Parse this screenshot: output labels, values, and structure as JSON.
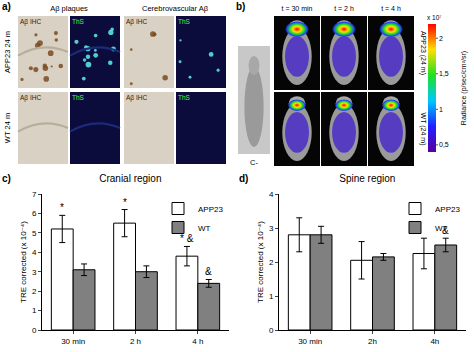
{
  "panel_labels": [
    "a)",
    "b)",
    "c)",
    "d)"
  ],
  "panel_a": {
    "columns": [
      {
        "title": "Aβ plaques",
        "tiles": [
          "Aβ IHC",
          "ThS"
        ]
      },
      {
        "title": "Cerebrovascular Aβ",
        "tiles": [
          "Aβ IHC",
          "ThS"
        ]
      }
    ],
    "rows": [
      "APP23 24 m",
      "WT 24 m"
    ]
  },
  "panel_b": {
    "control": "C-",
    "times": [
      "t = 30 min",
      "t = 2 h",
      "t = 4 h"
    ],
    "rows": [
      "APP23 (24 m)",
      "WT (24 m)"
    ],
    "colorbar": {
      "title": "Radiance (p/sec/cm²/sr)",
      "multiplier": "x 10⁷",
      "range": [
        0.4,
        2.2
      ],
      "ticks": [
        {
          "value": 0.5,
          "label": "0,5"
        },
        {
          "value": 1,
          "label": "1"
        },
        {
          "value": 1.5,
          "label": "1,5"
        },
        {
          "value": 2,
          "label": "2"
        }
      ]
    }
  },
  "chart_data": [
    {
      "type": "bar",
      "title": "Cranial region",
      "y_label": "TRE corrected (x 10⁻⁴)",
      "categories": [
        "30 min",
        "2 h",
        "4 h"
      ],
      "series": [
        {
          "name": "APP23",
          "color": "#ffffff",
          "values": [
            5.2,
            5.5,
            3.8
          ],
          "errors": [
            0.7,
            0.7,
            0.5
          ]
        },
        {
          "name": "WT",
          "color": "#808080",
          "values": [
            3.1,
            3.0,
            2.4
          ],
          "errors": [
            0.3,
            0.3,
            0.2
          ]
        }
      ],
      "ylim": [
        0,
        7
      ],
      "yticks": [
        0,
        1,
        2,
        3,
        4,
        5,
        6,
        7
      ],
      "grid": false,
      "legend": "top right",
      "annotations": [
        {
          "category": "30 min",
          "series": "APP23",
          "text": "*"
        },
        {
          "category": "2 h",
          "series": "APP23",
          "text": "*"
        },
        {
          "category": "4 h",
          "series": "APP23",
          "text": "* &"
        },
        {
          "category": "4 h",
          "series": "WT",
          "text": "&"
        }
      ]
    },
    {
      "type": "bar",
      "title": "Spine region",
      "y_label": "TRE corrected (x 10⁻⁴)",
      "categories": [
        "30 min",
        "2h",
        "4h"
      ],
      "series": [
        {
          "name": "APP23",
          "color": "#ffffff",
          "values": [
            2.8,
            2.05,
            2.25
          ],
          "errors": [
            0.5,
            0.55,
            0.45
          ]
        },
        {
          "name": "WT",
          "color": "#808080",
          "values": [
            2.8,
            2.15,
            2.5
          ],
          "errors": [
            0.25,
            0.1,
            0.2
          ]
        }
      ],
      "ylim": [
        0,
        4
      ],
      "yticks": [
        0,
        1,
        2,
        3,
        4
      ],
      "grid": false,
      "legend": "top right",
      "annotations": [
        {
          "category": "4h",
          "series": "WT",
          "text": "&"
        }
      ]
    }
  ]
}
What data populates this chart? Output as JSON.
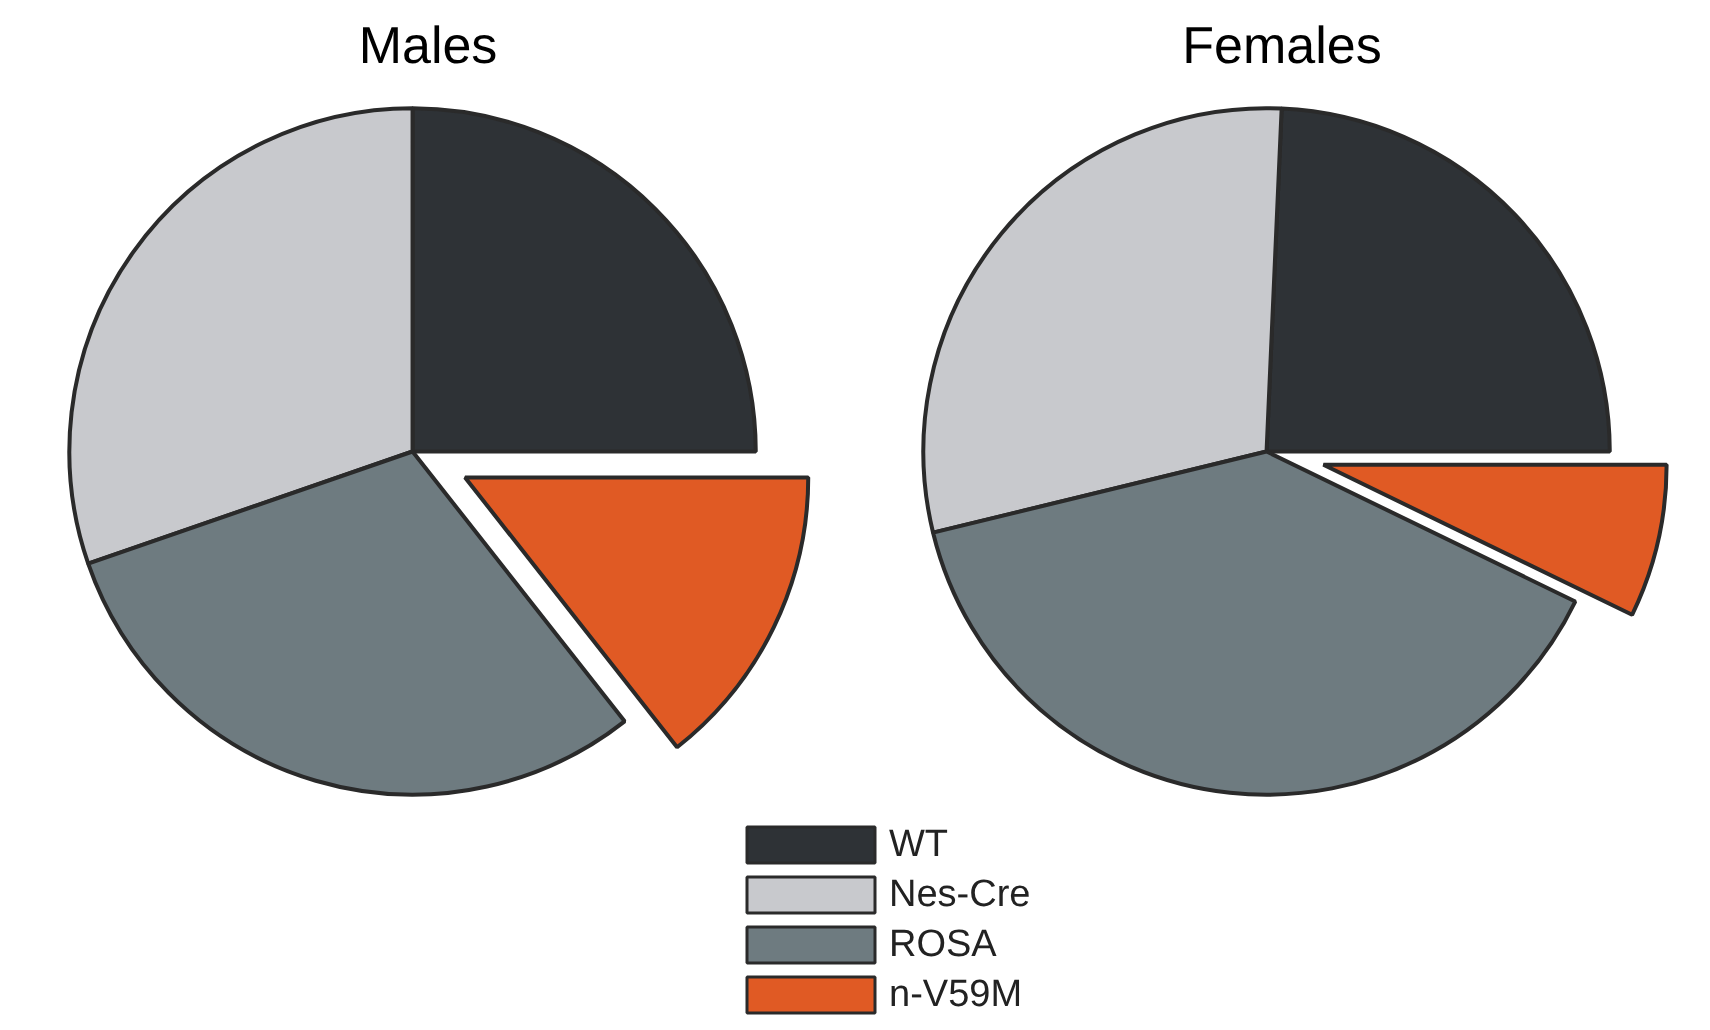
{
  "chart_data": [
    {
      "type": "pie",
      "title": "Males",
      "categories": [
        "WT",
        "Nes-Cre",
        "ROSA",
        "n-V59M"
      ],
      "values": [
        25,
        30.3,
        30.3,
        14.4
      ],
      "colors": [
        "#2e3236",
        "#c8c9cd",
        "#6e7b80",
        "#e05a24"
      ],
      "legend": "bottom"
    },
    {
      "type": "pie",
      "title": "Females",
      "categories": [
        null,
        null,
        null,
        null
      ],
      "values": [
        24.3,
        29.5,
        39,
        7.2
      ],
      "colors": [
        "#2e3236",
        "#c8c9cd",
        "#6e7b80",
        "#e05a24"
      ]
    }
  ]
}
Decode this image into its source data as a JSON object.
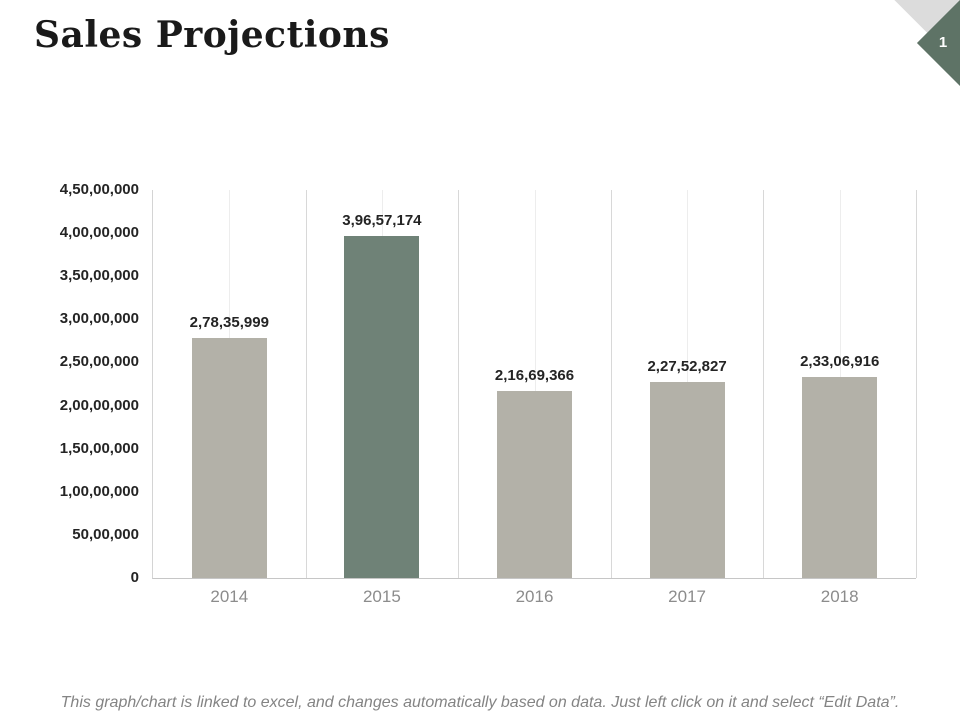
{
  "page": {
    "title": "Sales Projections",
    "slide_number": "1",
    "footer": "This graph/chart is linked to excel, and changes automatically based on data. Just left click on it and select “Edit Data”."
  },
  "colors": {
    "bar_default": "#b3b1a8",
    "bar_highlight": "#6f8277",
    "corner_diamond_green": "#5e7366",
    "corner_diamond_gray": "#dcdcdc",
    "axis_text": "#242424",
    "year_text": "#8c8c8c",
    "footer_text": "#848484"
  },
  "chart_data": {
    "type": "bar",
    "title": "",
    "xlabel": "",
    "ylabel": "",
    "categories": [
      "2014",
      "2015",
      "2016",
      "2017",
      "2018"
    ],
    "values": [
      27835999,
      39657174,
      21669366,
      22752827,
      23306916
    ],
    "value_labels": [
      "2,78,35,999",
      "3,96,57,174",
      "2,16,69,366",
      "2,27,52,827",
      "2,33,06,916"
    ],
    "highlighted_index": 1,
    "ylim": [
      0,
      45000000
    ],
    "ytick_labels": [
      "4,50,00,000",
      "4,00,00,000",
      "3,50,00,000",
      "3,00,00,000",
      "2,50,00,000",
      "2,00,00,000",
      "1,50,00,000",
      "1,00,00,000",
      "50,00,000",
      "0"
    ],
    "grid": "vertical",
    "legend_position": "none"
  }
}
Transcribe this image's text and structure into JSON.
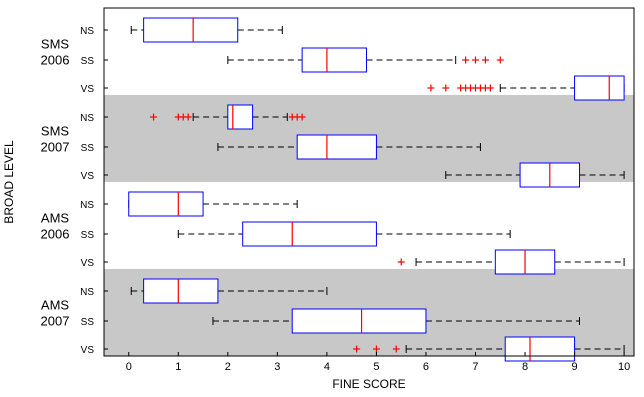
{
  "chart_data": {
    "type": "boxplot",
    "title": "",
    "xlabel": "FINE SCORE",
    "ylabel": "BROAD LEVEL",
    "xlim": [
      -0.5,
      10.2
    ],
    "xticks": [
      "0",
      "1",
      "2",
      "3",
      "4",
      "5",
      "6",
      "7",
      "8",
      "9",
      "10"
    ],
    "groups": [
      {
        "label_line1": "SMS",
        "label_line2": "2006",
        "shaded": false,
        "boxes": [
          {
            "level": "NS",
            "whisker_low": 0.05,
            "q1": 0.3,
            "median": 1.3,
            "q3": 2.2,
            "whisker_high": 3.1,
            "outliers": []
          },
          {
            "level": "SS",
            "whisker_low": 2.0,
            "q1": 3.5,
            "median": 4.0,
            "q3": 4.8,
            "whisker_high": 6.6,
            "outliers": [
              6.8,
              7.0,
              7.2,
              7.5
            ]
          },
          {
            "level": "VS",
            "whisker_low": 7.5,
            "q1": 9.0,
            "median": 9.7,
            "q3": 10.0,
            "whisker_high": 10.0,
            "outliers": [
              6.1,
              6.4,
              6.7,
              6.8,
              6.9,
              7.0,
              7.1,
              7.2,
              7.3
            ]
          }
        ]
      },
      {
        "label_line1": "SMS",
        "label_line2": "2007",
        "shaded": true,
        "boxes": [
          {
            "level": "NS",
            "whisker_low": 1.3,
            "q1": 2.0,
            "median": 2.1,
            "q3": 2.5,
            "whisker_high": 3.2,
            "outliers": [
              0.5,
              1.0,
              1.1,
              1.2,
              3.3,
              3.4,
              3.5
            ]
          },
          {
            "level": "SS",
            "whisker_low": 1.8,
            "q1": 3.4,
            "median": 4.0,
            "q3": 5.0,
            "whisker_high": 7.1,
            "outliers": []
          },
          {
            "level": "VS",
            "whisker_low": 6.4,
            "q1": 7.9,
            "median": 8.5,
            "q3": 9.1,
            "whisker_high": 10.0,
            "outliers": []
          }
        ]
      },
      {
        "label_line1": "AMS",
        "label_line2": "2006",
        "shaded": false,
        "boxes": [
          {
            "level": "NS",
            "whisker_low": 0.0,
            "q1": 0.0,
            "median": 1.0,
            "q3": 1.5,
            "whisker_high": 3.4,
            "outliers": []
          },
          {
            "level": "SS",
            "whisker_low": 1.0,
            "q1": 2.3,
            "median": 3.3,
            "q3": 5.0,
            "whisker_high": 7.7,
            "outliers": []
          },
          {
            "level": "VS",
            "whisker_low": 5.8,
            "q1": 7.4,
            "median": 8.0,
            "q3": 8.6,
            "whisker_high": 10.0,
            "outliers": [
              5.5
            ]
          }
        ]
      },
      {
        "label_line1": "AMS",
        "label_line2": "2007",
        "shaded": true,
        "boxes": [
          {
            "level": "NS",
            "whisker_low": 0.05,
            "q1": 0.3,
            "median": 1.0,
            "q3": 1.8,
            "whisker_high": 4.0,
            "outliers": []
          },
          {
            "level": "SS",
            "whisker_low": 1.7,
            "q1": 3.3,
            "median": 4.7,
            "q3": 6.0,
            "whisker_high": 9.1,
            "outliers": []
          },
          {
            "level": "VS",
            "whisker_low": 5.6,
            "q1": 7.6,
            "median": 8.1,
            "q3": 9.0,
            "whisker_high": 10.0,
            "outliers": [
              4.6,
              5.0,
              5.4
            ]
          }
        ]
      }
    ],
    "colors": {
      "box": "#0000ff",
      "median": "#ff0000",
      "outlier": "#ff0000",
      "whisker": "#000000",
      "shade": "#c8c8c8"
    }
  }
}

- **Written exercise**:
Which lines include "JSON"? Copy each of them out.

- **Finished exercise**:
Parse this screenshot: output labels, values, and structure as JSON.
What data populates this chart? Output as JSON.
Decode this image into its source data as a JSON object.
Transcribe this image's text and structure into JSON.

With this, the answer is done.